• _Records provided_
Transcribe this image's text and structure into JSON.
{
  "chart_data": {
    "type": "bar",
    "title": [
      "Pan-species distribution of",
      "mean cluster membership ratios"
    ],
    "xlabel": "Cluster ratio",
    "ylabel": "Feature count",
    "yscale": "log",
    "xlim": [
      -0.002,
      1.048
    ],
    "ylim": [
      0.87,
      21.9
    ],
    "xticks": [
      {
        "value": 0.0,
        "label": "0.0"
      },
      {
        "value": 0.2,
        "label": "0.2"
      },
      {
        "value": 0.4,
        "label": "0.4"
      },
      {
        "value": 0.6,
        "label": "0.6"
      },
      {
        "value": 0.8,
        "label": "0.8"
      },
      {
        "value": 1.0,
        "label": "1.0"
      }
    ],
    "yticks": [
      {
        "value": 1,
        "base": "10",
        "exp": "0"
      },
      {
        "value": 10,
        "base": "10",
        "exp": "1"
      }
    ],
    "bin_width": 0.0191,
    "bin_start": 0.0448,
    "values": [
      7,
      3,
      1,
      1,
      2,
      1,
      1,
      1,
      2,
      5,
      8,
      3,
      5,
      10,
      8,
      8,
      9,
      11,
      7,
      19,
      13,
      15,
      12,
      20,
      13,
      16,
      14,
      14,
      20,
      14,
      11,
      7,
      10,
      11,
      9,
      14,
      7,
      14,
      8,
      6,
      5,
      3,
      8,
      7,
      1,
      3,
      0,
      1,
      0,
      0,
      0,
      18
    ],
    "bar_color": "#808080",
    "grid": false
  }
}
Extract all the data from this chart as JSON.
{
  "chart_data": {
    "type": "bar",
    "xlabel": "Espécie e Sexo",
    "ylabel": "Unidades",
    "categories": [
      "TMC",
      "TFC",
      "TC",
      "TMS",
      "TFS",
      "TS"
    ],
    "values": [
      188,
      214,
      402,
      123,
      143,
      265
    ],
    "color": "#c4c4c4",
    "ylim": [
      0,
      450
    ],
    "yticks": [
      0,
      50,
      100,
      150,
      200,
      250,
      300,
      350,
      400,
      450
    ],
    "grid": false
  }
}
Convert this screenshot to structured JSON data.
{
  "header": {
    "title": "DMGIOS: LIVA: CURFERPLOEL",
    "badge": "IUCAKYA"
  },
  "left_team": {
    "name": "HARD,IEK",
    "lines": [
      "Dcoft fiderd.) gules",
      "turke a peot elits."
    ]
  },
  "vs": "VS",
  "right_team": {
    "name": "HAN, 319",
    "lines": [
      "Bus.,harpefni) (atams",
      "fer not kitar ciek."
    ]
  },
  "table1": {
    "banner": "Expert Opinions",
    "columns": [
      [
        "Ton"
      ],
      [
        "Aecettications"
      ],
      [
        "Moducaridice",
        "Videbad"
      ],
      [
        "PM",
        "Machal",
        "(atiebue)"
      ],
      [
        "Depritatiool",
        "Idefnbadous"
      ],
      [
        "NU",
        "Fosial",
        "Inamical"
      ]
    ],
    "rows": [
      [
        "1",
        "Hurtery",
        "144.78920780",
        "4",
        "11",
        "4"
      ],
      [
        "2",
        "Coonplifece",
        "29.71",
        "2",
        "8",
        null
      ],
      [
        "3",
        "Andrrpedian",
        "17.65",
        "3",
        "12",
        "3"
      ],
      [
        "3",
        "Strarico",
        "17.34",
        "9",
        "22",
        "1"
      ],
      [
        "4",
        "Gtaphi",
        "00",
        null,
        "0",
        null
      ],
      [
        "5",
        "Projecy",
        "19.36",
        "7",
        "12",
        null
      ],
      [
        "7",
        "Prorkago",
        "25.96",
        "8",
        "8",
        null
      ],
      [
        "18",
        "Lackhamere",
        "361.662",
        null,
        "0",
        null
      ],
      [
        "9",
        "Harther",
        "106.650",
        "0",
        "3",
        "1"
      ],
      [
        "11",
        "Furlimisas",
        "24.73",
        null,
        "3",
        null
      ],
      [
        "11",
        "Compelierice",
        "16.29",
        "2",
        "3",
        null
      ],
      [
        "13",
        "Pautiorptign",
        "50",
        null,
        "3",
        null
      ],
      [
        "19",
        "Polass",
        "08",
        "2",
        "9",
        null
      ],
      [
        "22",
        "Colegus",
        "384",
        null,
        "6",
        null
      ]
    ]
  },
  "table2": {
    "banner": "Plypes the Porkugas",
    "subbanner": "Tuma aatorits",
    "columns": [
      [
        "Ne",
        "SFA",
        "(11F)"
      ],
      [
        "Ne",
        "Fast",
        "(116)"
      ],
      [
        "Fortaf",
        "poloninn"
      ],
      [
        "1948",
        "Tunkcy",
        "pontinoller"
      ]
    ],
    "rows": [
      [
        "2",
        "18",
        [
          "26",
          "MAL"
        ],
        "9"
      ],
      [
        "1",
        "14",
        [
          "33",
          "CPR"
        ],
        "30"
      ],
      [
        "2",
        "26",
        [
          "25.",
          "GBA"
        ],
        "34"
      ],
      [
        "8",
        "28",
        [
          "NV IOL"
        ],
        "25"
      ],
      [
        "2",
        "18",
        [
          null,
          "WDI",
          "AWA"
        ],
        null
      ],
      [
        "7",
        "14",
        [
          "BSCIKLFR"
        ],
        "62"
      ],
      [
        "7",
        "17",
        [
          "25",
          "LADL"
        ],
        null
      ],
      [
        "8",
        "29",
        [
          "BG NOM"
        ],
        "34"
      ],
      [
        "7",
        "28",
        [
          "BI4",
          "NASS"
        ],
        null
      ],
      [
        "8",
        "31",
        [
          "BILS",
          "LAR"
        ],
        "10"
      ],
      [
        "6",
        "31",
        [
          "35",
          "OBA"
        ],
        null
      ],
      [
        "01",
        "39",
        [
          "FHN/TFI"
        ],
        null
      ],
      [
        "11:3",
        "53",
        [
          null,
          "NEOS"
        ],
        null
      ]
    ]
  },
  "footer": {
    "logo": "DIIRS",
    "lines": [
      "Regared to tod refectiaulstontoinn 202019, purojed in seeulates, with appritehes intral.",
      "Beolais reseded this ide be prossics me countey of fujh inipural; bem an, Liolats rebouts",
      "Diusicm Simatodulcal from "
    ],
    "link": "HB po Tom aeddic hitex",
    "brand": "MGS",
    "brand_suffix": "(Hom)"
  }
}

• _Directive_
Print all of the entries exactly as they are written.

• _The response_
Transcribe this image's text and structure into JSON.
{
  "chart_data": {
    "type": "bar",
    "title": [
      "Pan-species distribution of",
      "mean cluster membership ratios"
    ],
    "xlabel": "Cluster ratio",
    "ylabel": "Feature count",
    "yscale": "log",
    "xlim": [
      -0.002,
      1.048
    ],
    "ylim": [
      0.87,
      21.9
    ],
    "xticks": [
      {
        "value": 0.0,
        "label": "0.0"
      },
      {
        "value": 0.2,
        "label": "0.2"
      },
      {
        "value": 0.4,
        "label": "0.4"
      },
      {
        "value": 0.6,
        "label": "0.6"
      },
      {
        "value": 0.8,
        "label": "0.8"
      },
      {
        "value": 1.0,
        "label": "1.0"
      }
    ],
    "yticks": [
      {
        "value": 1,
        "base": "10",
        "exp": "0"
      },
      {
        "value": 10,
        "base": "10",
        "exp": "1"
      }
    ],
    "bin_width": 0.0191,
    "bin_start": 0.0448,
    "values": [
      7,
      3,
      1,
      1,
      2,
      1,
      1,
      1,
      2,
      5,
      8,
      3,
      5,
      10,
      8,
      8,
      9,
      11,
      7,
      19,
      13,
      15,
      12,
      20,
      13,
      16,
      14,
      14,
      20,
      14,
      11,
      7,
      10,
      11,
      9,
      14,
      7,
      14,
      8,
      6,
      5,
      3,
      8,
      7,
      1,
      3,
      0,
      1,
      0,
      0,
      0,
      18
    ],
    "bar_color": "#808080",
    "grid": false
  }
}
Extract all the data from this chart as JSON.
{
  "chart_data": {
    "type": "bar",
    "xlabel": "Espécie e Sexo",
    "ylabel": "Unidades",
    "categories": [
      "TMC",
      "TFC",
      "TC",
      "TMS",
      "TFS",
      "TS"
    ],
    "values": [
      188,
      214,
      402,
      123,
      143,
      265
    ],
    "color": "#c4c4c4",
    "ylim": [
      0,
      450
    ],
    "yticks": [
      0,
      50,
      100,
      150,
      200,
      250,
      300,
      350,
      400,
      450
    ],
    "grid": false
  }
}
Convert this screenshot to structured JSON data.
{
  "header": {
    "title": "DMGIOS: LIVA: CURFERPLOEL",
    "badge": "IUCAKYA"
  },
  "left_team": {
    "name": "HARD,IEK",
    "lines": [
      "Dcoft fiderd.) gules",
      "turke a peot elits."
    ]
  },
  "vs": "VS",
  "right_team": {
    "name": "HAN, 319",
    "lines": [
      "Bus.,harpefni) (atams",
      "fer not kitar ciek."
    ]
  },
  "table1": {
    "banner": "Expert Opinions",
    "columns": [
      [
        "Ton"
      ],
      [
        "Aecettications"
      ],
      [
        "Moducaridice",
        "Videbad"
      ],
      [
        "PM",
        "Machal",
        "(atiebue)"
      ],
      [
        "Depritatiool",
        "Idefnbadous"
      ],
      [
        "NU",
        "Fosial",
        "Inamical"
      ]
    ],
    "rows": [
      [
        "1",
        "Hurtery",
        "144.78920780",
        "4",
        "11",
        "4"
      ],
      [
        "2",
        "Coonplifece",
        "29.71",
        "2",
        "8",
        null
      ],
      [
        "3",
        "Andrrpedian",
        "17.65",
        "3",
        "12",
        "3"
      ],
      [
        "3",
        "Strarico",
        "17.34",
        "9",
        "22",
        "1"
      ],
      [
        "4",
        "Gtaphi",
        "00",
        null,
        "0",
        null
      ],
      [
        "5",
        "Projecy",
        "19.36",
        "7",
        "12",
        null
      ],
      [
        "7",
        "Prorkago",
        "25.96",
        "8",
        "8",
        null
      ],
      [
        "18",
        "Lackhamere",
        "361.662",
        null,
        "0",
        null
      ],
      [
        "9",
        "Harther",
        "106.650",
        "0",
        "3",
        "1"
      ],
      [
        "11",
        "Furlimisas",
        "24.73",
        null,
        "3",
        null
      ],
      [
        "11",
        "Compelierice",
        "16.29",
        "2",
        "3",
        null
      ],
      [
        "13",
        "Pautiorptign",
        "50",
        null,
        "3",
        null
      ],
      [
        "19",
        "Polass",
        "08",
        "2",
        "9",
        null
      ],
      [
        "22",
        "Colegus",
        "384",
        null,
        "6",
        null
      ]
    ]
  },
  "table2": {
    "banner": "Plypes the Porkugas",
    "subbanner": "Tuma aatorits",
    "columns": [
      [
        "Ne",
        "SFA",
        "(11F)"
      ],
      [
        "Ne",
        "Fast",
        "(116)"
      ],
      [
        "Fortaf",
        "poloninn"
      ],
      [
        "1948",
        "Tunkcy",
        "pontinoller"
      ]
    ],
    "rows": [
      [
        "2",
        "18",
        [
          "26",
          "MAL"
        ],
        "9"
      ],
      [
        "1",
        "14",
        [
          "33",
          "CPR"
        ],
        "30"
      ],
      [
        "2",
        "26",
        [
          "25.",
          "GBA"
        ],
        "34"
      ],
      [
        "8",
        "28",
        [
          "NV IOL"
        ],
        "25"
      ],
      [
        "2",
        "18",
        [
          null,
          "WDI",
          "AWA"
        ],
        null
      ],
      [
        "7",
        "14",
        [
          "BSCIKLFR"
        ],
        "62"
      ],
      [
        "7",
        "17",
        [
          "25",
          "LADL"
        ],
        null
      ],
      [
        "8",
        "29",
        [
          "BG NOM"
        ],
        "34"
      ],
      [
        "7",
        "28",
        [
          "BI4",
          "NASS"
        ],
        null
      ],
      [
        "8",
        "31",
        [
          "BILS",
          "LAR"
        ],
        "10"
      ],
      [
        "6",
        "31",
        [
          "35",
          "OBA"
        ],
        null
      ],
      [
        "01",
        "39",
        [
          "FHN/TFI"
        ],
        null
      ],
      [
        "11:3",
        "53",
        [
          null,
          "NEOS"
        ],
        null
      ]
    ]
  },
  "footer": {
    "logo": "DIIRS",
    "lines": [
      "Regared to tod refectiaulstontoinn 202019, purojed in seeulates, with appritehes intral.",
      "Beolais reseded this ide be prossics me countey of fujh inipural; bem an, Liolats rebouts",
      "Diusicm Simatodulcal from "
    ],
    "link": "HB po Tom aeddic hitex",
    "brand": "MGS",
    "brand_suffix": "(Hom)"
  }
}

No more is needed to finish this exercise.